**問題**
1. 経営コラムによると、日本の国家予算108兆円のうち、国債の返済はいくらで、何%を占めるか。
2. 経営コラムの最後の文に続けて、本文を書き進めなさい。

**出典資料**
^^^^

闘争心を持ちデータを駆使したマネジメントを実践せよ!

闘争心を持ちデータを駆使したマネジメントを実践せよ!

2022/06/01

闘争心を持ちデータを駆使したマネジメントを実践せよ!

■6月以降の経営環境はこう変わる

 先月号で年内に為替レートは130円まで下がると記載した。ところが4月28日には20年ぶりに130円を突破。インフレ統制を目的にするアメリカの素早い利上げで、日米の金利差2.8%。そのため円を売りドルを買う。この先も円安の可能性が高い。日本の国家予算108兆円。そのうち国債の返済が約25兆円と23%を占める。利上をすると返済が増し使える予算が減少する。まさに八方塞がりの状態。先が見通せない中、当面の経営課題は次の3点。

世界同時不況で企業収益が悪化する

 中国はゼロコロナ政策でこの4〜6月マイナス成長の可能性もある。改革開放政策から40年。一気に世界第2位の経済大国となって以来の低成長。アメリカも利上げで企業収益が大きく落ち込む。ヨーロッパはロシアによる軍事連行でエネルギー価格が急上昇。当然、消費も落ち込む。日本の輸出関連企業は世界で稼げる「場」がない。

資源高、円安で6割高も最終消費は5%しか上がらず

 消費者が直接、手に取る最終製品は5%しか価格転嫁できていない。顧客が直接消費者の小売、住宅、飲食などは収益悪化は避けられない。長くデフレ(安さ)に慣れ親しんだ結果、値上げをすると顧客離れが一気に起きる。

中国の経済復活でさらなる仕入高と品不足が起きる

 3期目を視野に入れる習近平首席はコロナに厳しい対策を取る。問題はその後だ。4〜6月マイナス成長も予想される。本格的な暑さになる7月にはコロナも落ち着くはずだ。そこで一気に経済に火がつく。ロックダウン中の上海の人口が2250万人。誠か嘘か分からないが新車が数台しか売れていないとも。そこを見通した仕入、在庫戦略も必要だ。

■24時間戦えますか。その令和版の体質を創れ

 バブル全盛期の1988年。三共リゲインのCM「24時間戦えますか。」強烈なインパクトを残したCMであった。今ではブラック企業扱いされるフレーズだ。しかし、である。法令遵守(コンプライアンス)を徹底した上でその精神を持てる企業は競争力が極めて高い。いまなお高収益企業の共通点でもある。経営者なら誰でも思っている。経営とは生きるか、死ぬか、の命がけの戦いだと。闘争心とはやり抜く力、諦めない力、突破する力を言う。弱いリーダーはその闘争心がまるで感じない。これでは部下をぐいぐい引っ張っていくことは不可能。リーダーとしての適性がないと断言する。

■具体的な指導とは常に数字で裏付けられる

 リーダーシップとはリーダー自らが強い闘争心を持ち、数字、データで指示ができる。気合が足りない。もっと頑張れ、動きが悪い・・・。これでは全く成果がでない。部下が脳裏にやきつくイメージが分かないからだ。マネジメントに必要な数字、データの活用、指導方法は次の8点。

^^^^

**提供データ**
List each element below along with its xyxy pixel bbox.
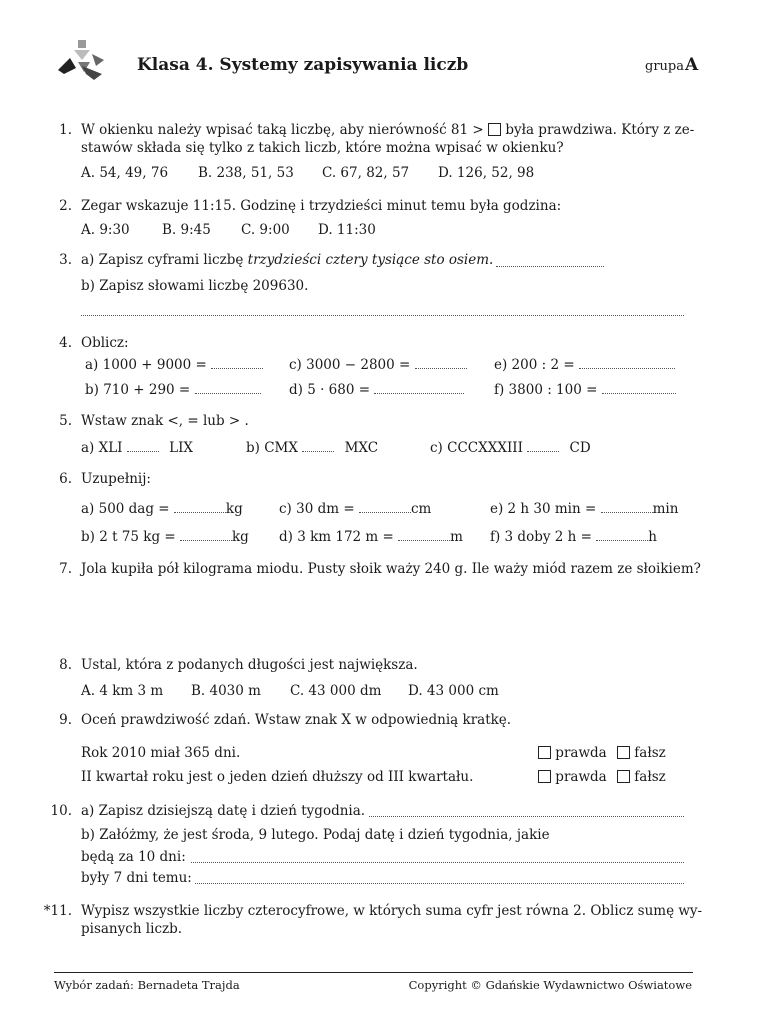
answer-blank[interactable] — [359, 500, 411, 513]
answer-blank[interactable] — [195, 381, 261, 394]
q4-label: Oblicz: — [81, 335, 129, 351]
checkbox-false-icon[interactable] — [617, 746, 630, 759]
q10-b-past-answer-line[interactable] — [195, 883, 684, 884]
q8-text: Ustal, która z podanych długości jest największa. — [81, 657, 418, 673]
q9-text: Oceń prawdziwość zdań. Wstaw znak X w odpowiednią kratkę. — [81, 712, 512, 728]
page-title: Klasa 4. Systemy zapisywania liczb — [137, 55, 469, 75]
checkbox-true-icon[interactable] — [538, 746, 551, 759]
q2-text: Zegar wskazuje 11:15. Godzinę i trzydzieści minut temu była godzina: — [81, 198, 562, 214]
footer-copyright: Copyright © Gdańskie Wydawnictwo Oświatowe — [408, 978, 692, 992]
q10-b-future-answer-line[interactable] — [191, 862, 684, 863]
q3-a-answer-line[interactable] — [496, 266, 604, 267]
q3-number: 3. — [59, 252, 72, 268]
group-label: grupa — [645, 59, 684, 74]
answer-blank[interactable] — [596, 528, 648, 541]
answer-blank[interactable] — [211, 356, 263, 369]
q1-number: 1. — [59, 122, 72, 138]
checkbox-false-icon[interactable] — [617, 770, 630, 783]
q9-row1-options: prawda fałsz — [538, 744, 666, 762]
answer-blank[interactable] — [174, 500, 226, 513]
group-value: A — [685, 55, 699, 75]
q10-b-text: b) Załóżmy, że jest środa, 9 lutego. Podaj datę i dzień tygodnia, jakie — [81, 827, 550, 843]
q1-text-line2: stawów składa się tylko z takich liczb, które można wpisać w okienku? — [81, 140, 564, 156]
q1-option-b[interactable]: B. 238, 51, 53 — [198, 165, 294, 181]
q9-number: 9. — [59, 712, 72, 728]
q4-item-e: e) 200 : 2 = — [494, 356, 675, 374]
q7-text: Jola kupiła pół kilograma miodu. Pusty słoik waży 240 g. Ile waży miód razem ze słoikiem? — [81, 561, 701, 577]
q3-b-answer-line[interactable] — [81, 315, 684, 316]
q11-number: *11. — [43, 903, 72, 919]
footer-author: Wybór zadań: Bernadeta Trajda — [54, 978, 240, 992]
q5-number: 5. — [59, 413, 72, 429]
q6-number: 6. — [59, 471, 72, 487]
q10-number: 10. — [50, 803, 72, 819]
q2-option-c[interactable]: C. 9:00 — [241, 222, 290, 238]
answer-blank[interactable] — [602, 381, 676, 394]
q4-item-a: a) 1000 + 9000 = — [85, 356, 263, 374]
answer-box-icon[interactable] — [488, 123, 501, 136]
answer-blank[interactable] — [415, 356, 467, 369]
q11-text-line2: pisanych liczb. — [81, 921, 183, 937]
q2-option-d[interactable]: D. 11:30 — [318, 222, 376, 238]
q10-a-answer-line[interactable] — [369, 816, 684, 817]
q8-option-a[interactable]: A. 4 km 3 m — [81, 683, 164, 699]
q11-text-line1: Wypisz wszystkie liczby czterocyfrowe, w których suma cyfr jest równa 2. Oblicz sumę wy- — [81, 903, 703, 919]
q5-item-c: c) CCCXXXIII CD — [430, 440, 591, 456]
q8-option-b[interactable]: B. 4030 m — [191, 683, 261, 699]
q4-item-d: d) 5 · 680 = — [289, 381, 464, 399]
sign-blank[interactable] — [302, 439, 334, 452]
q2-option-b[interactable]: B. 9:45 — [162, 222, 211, 238]
q9-statement-1: Rok 2010 miał 365 dni. — [81, 745, 241, 761]
logo-icon — [56, 40, 106, 82]
q8-option-c[interactable]: C. 43 000 dm — [290, 683, 382, 699]
q10-a-text: a) Zapisz dzisiejszą datę i dzień tygodnia. — [81, 803, 366, 819]
q6-item-d: d) 3 km 172 m = m — [279, 529, 463, 545]
answer-blank[interactable] — [579, 356, 675, 369]
checkbox-true-icon[interactable] — [538, 770, 551, 783]
q5-label: Wstaw znak <, = lub > . — [81, 413, 249, 429]
q1-option-d[interactable]: D. 126, 52, 98 — [438, 165, 535, 181]
q4-number: 4. — [59, 335, 72, 351]
q6-label: Uzupełnij: — [81, 471, 151, 487]
sign-blank[interactable] — [527, 439, 559, 452]
q8-number: 8. — [59, 657, 72, 673]
q1-text-line1: W okienku należy wpisać taką liczbę, aby nierówność 81 > była prawdziwa. Który z ze- — [81, 122, 695, 138]
q6-item-b: b) 2 t 75 kg = kg — [81, 529, 249, 545]
q7-number: 7. — [59, 561, 72, 577]
footer-divider — [54, 972, 693, 973]
q3-b-text: b) Zapisz słowami liczbę 209630. — [81, 278, 309, 294]
q10-b-past-label: były 7 dni temu: — [81, 870, 192, 886]
q6-item-a: a) 500 dag = kg — [81, 501, 243, 517]
q6-item-f: f) 3 doby 2 h = h — [490, 529, 657, 545]
q2-number: 2. — [59, 198, 72, 214]
q4-item-c: c) 3000 − 2800 = — [289, 356, 467, 374]
q6-item-e: e) 2 h 30 min = min — [490, 501, 679, 517]
answer-blank[interactable] — [601, 500, 653, 513]
answer-blank[interactable] — [180, 528, 232, 541]
q3-a-text: a) Zapisz cyframi liczbę trzydzieści cztery tysiące sto osiem. — [81, 252, 494, 268]
q1-option-a[interactable]: A. 54, 49, 76 — [81, 165, 169, 181]
answer-blank[interactable] — [374, 381, 464, 394]
sign-blank[interactable] — [127, 439, 159, 452]
q4-item-f: f) 3800 : 100 = — [494, 381, 676, 399]
q5-item-a: a) XLI LIX — [81, 440, 194, 456]
q8-option-d[interactable]: D. 43 000 cm — [408, 683, 499, 699]
q6-item-c: c) 30 dm = cm — [279, 501, 432, 517]
answer-blank[interactable] — [398, 528, 450, 541]
q9-statement-2: II kwartał roku jest o jeden dzień dłuższy od III kwartału. — [81, 769, 474, 785]
q4-item-b: b) 710 + 290 = — [85, 381, 261, 399]
q2-option-a[interactable]: A. 9:30 — [81, 222, 130, 238]
q10-b-future-label: będą za 10 dni: — [81, 849, 186, 865]
q1-option-c[interactable]: C. 67, 82, 57 — [322, 165, 410, 181]
q9-row2-options: prawda fałsz — [538, 768, 666, 786]
q5-item-b: b) CMX MXC — [246, 440, 379, 456]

^^^^

**各問の解答**
1. 約25兆円で、23%を占める。

2.
1.実態を分析し指標にする

 最も簡単な手法だ。一年間のデータを分解しまとめてみる。例えば新規見込み先が5件。それを徹底フォローした結果1件契約。1件あたり年間200万円の取引実績。新規目標が年間600万円とすると15件の新規見込み先が必要となる。結果に至るプロセスを分析した実践科学。ビジネスとはある面、統計学である。

2.取引件数と一件あたりの売上

  取引件数は行動量に比例し、一件あたりの売上は提案力に比例する。新人、若手社員は取引件数にこだわりを持っていただきたい。バイタリティある行動は成功も失敗も自らのノウハウとして体にすり込まれる。そこに専門知識を得ることで1件あたりの売上が急拡大する。

3.契約率と不成約の作業時間の確認

 見積りを月に30件提出。契約率が50%とすると15件の契約。契約率が高いほど効率的な仕事で労働時間削減にもつながる。失注の作業時間もはじき出してほしい。中には資料、見積り作成に5時間かかった。しかし失注。大きな時間ロスとなる。更に突っ込んで部下に聞いてみると、その見積り契約できるのか。受注は難しいです。なぜ時間をかけて見積りを作っているのか。とりあえず顧客が出せと言ったからです。不成約の半分以上が、契約できないとわかっていながら見積り作成をしている。そこに鋭くメスを入れろ。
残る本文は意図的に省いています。